WHAT TO DO: Wherever the string "Kentucky" appears in a line, extract that line.

RECORDS FOR THE TASK:
* * *
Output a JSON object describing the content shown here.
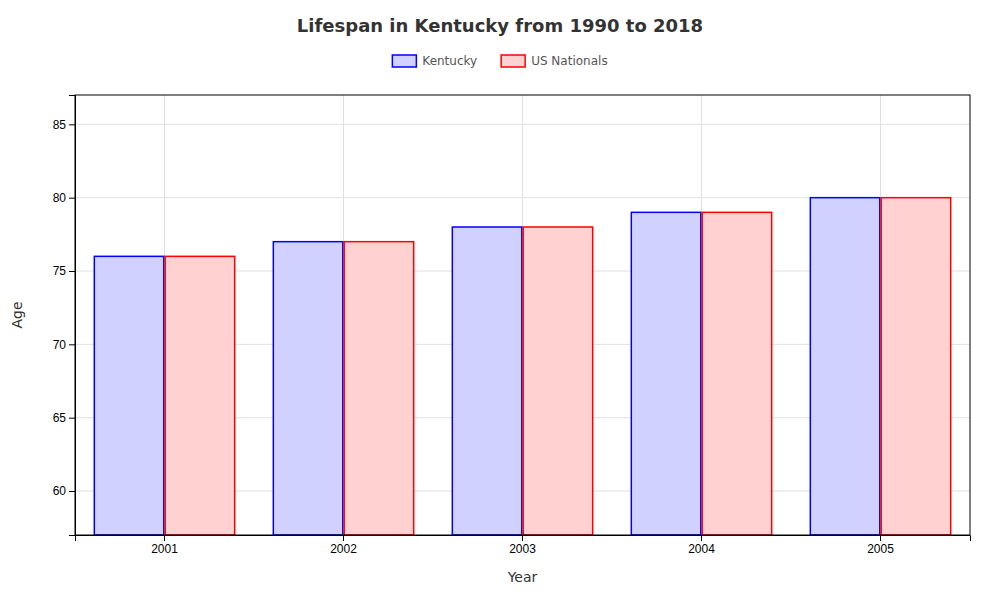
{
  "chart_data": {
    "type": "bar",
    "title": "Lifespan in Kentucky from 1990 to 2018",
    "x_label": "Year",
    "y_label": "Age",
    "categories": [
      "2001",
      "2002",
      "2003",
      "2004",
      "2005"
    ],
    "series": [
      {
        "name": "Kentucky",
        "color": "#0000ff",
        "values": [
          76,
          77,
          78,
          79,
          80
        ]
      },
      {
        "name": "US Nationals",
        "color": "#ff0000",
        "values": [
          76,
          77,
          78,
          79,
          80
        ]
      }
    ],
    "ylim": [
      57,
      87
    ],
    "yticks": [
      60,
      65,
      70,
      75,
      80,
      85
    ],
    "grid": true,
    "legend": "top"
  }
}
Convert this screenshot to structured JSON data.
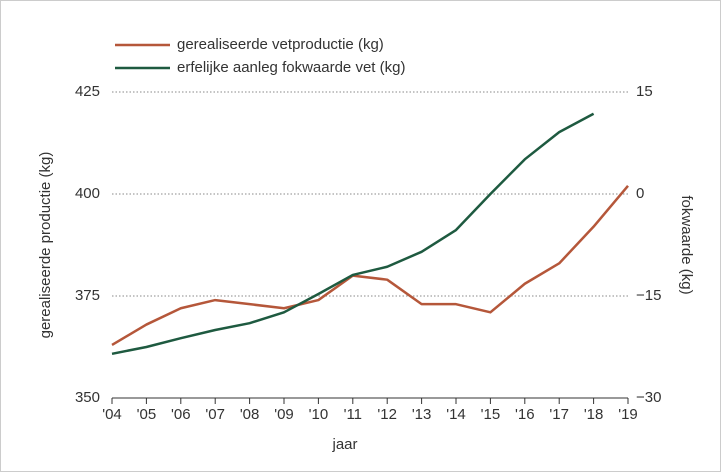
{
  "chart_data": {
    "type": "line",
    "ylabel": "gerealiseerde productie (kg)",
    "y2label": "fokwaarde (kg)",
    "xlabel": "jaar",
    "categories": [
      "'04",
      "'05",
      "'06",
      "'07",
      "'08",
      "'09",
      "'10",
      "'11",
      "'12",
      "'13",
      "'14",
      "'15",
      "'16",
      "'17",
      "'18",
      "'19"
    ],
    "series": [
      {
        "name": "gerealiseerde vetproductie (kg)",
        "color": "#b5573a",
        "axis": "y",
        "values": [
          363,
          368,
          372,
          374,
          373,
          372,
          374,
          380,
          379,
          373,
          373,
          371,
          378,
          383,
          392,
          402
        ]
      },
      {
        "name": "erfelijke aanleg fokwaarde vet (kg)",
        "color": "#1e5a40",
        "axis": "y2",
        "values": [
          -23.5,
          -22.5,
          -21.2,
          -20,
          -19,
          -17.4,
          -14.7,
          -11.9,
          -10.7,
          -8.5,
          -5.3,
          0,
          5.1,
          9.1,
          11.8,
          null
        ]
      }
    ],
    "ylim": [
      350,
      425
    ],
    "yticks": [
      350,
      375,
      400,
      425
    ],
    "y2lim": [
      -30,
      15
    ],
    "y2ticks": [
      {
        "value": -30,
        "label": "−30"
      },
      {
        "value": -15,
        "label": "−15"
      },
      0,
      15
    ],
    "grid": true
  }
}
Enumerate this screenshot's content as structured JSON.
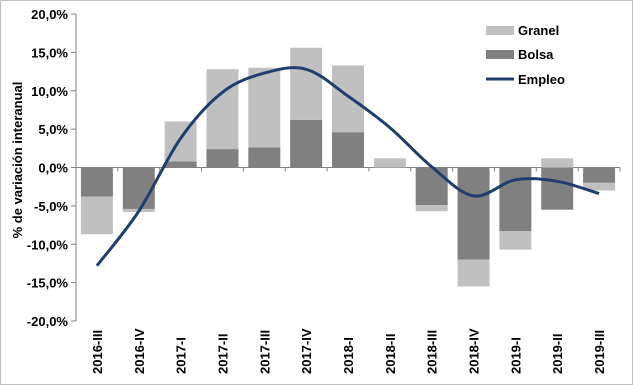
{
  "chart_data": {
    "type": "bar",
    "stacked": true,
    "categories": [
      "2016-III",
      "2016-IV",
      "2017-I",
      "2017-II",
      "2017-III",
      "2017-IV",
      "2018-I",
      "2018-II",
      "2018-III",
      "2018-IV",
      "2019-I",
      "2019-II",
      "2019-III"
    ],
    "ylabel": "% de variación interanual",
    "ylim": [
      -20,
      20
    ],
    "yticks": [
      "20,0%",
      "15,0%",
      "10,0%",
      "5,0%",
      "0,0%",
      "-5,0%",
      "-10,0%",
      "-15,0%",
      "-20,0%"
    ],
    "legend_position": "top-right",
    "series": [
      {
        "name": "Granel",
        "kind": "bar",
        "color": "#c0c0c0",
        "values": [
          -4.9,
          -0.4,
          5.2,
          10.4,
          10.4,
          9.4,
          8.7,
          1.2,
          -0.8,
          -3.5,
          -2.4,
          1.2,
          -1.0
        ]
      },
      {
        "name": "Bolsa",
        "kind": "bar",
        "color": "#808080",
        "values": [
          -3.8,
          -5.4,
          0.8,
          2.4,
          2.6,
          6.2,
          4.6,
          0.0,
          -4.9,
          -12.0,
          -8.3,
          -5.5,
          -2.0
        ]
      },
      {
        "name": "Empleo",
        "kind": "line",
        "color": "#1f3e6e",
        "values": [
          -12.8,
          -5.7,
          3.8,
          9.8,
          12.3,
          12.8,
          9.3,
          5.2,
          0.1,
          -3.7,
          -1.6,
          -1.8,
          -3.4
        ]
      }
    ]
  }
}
* * *
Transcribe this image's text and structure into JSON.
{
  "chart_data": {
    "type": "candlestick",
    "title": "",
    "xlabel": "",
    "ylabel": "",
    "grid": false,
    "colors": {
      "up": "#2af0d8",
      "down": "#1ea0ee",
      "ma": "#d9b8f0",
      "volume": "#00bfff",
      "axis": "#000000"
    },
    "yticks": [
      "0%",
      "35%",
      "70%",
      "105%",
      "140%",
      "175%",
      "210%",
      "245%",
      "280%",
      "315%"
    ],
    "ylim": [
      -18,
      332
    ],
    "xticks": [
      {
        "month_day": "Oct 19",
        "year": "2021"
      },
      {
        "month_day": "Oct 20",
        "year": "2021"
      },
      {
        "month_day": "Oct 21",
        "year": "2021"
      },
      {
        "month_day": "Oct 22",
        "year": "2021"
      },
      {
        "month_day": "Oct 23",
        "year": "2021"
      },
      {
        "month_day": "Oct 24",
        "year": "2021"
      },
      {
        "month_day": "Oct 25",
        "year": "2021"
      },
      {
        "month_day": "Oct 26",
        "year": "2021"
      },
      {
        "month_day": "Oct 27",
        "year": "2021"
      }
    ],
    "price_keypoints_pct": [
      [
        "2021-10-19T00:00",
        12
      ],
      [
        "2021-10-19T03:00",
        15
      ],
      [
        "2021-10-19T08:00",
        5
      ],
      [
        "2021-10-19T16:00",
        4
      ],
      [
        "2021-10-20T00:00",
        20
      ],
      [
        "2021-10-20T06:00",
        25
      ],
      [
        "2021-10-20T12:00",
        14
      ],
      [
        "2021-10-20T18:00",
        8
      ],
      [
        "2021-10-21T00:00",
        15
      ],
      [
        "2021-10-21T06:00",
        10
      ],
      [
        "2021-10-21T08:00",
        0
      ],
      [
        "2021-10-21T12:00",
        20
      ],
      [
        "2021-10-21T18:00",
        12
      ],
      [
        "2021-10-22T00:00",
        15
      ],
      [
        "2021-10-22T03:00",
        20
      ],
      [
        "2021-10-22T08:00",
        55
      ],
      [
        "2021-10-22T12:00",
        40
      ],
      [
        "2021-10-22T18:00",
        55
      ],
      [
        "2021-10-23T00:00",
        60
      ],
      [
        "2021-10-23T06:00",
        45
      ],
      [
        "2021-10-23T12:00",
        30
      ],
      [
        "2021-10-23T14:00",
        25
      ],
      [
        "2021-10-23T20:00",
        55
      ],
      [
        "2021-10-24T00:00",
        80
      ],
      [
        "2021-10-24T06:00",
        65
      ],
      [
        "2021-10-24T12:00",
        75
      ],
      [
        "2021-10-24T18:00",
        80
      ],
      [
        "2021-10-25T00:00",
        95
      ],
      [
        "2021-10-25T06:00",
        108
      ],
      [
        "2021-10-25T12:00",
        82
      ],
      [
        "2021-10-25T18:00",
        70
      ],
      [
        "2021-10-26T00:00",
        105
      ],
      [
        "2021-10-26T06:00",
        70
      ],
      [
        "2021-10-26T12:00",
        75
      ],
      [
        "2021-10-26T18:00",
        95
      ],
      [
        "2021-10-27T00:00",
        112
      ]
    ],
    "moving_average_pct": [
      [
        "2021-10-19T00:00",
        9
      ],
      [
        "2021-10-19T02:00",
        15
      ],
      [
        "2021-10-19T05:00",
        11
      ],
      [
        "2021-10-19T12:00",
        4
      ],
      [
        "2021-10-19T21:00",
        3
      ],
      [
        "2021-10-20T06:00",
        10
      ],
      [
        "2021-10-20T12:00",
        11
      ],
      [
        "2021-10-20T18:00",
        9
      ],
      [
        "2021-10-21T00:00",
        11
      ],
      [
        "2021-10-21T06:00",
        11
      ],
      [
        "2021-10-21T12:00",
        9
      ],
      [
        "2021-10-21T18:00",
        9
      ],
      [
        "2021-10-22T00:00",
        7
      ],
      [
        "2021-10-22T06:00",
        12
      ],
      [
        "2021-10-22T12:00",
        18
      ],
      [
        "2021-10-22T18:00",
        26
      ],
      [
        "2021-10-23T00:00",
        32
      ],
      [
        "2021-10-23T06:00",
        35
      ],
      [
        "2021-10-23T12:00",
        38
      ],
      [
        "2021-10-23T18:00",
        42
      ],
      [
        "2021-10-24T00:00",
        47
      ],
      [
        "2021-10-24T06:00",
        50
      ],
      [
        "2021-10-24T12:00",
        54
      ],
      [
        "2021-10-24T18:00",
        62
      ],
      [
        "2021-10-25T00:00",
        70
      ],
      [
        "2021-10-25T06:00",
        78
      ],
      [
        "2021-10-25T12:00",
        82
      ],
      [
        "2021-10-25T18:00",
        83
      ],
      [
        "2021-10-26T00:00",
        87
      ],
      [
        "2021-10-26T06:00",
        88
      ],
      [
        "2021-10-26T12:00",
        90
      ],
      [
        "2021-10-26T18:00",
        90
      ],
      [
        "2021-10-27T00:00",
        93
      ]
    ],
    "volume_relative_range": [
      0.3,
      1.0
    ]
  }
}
* * *
FINAL RESULT:
    "title": "Lifespan in Kentucky from 1990 to 2018",
        "name": "Kentucky",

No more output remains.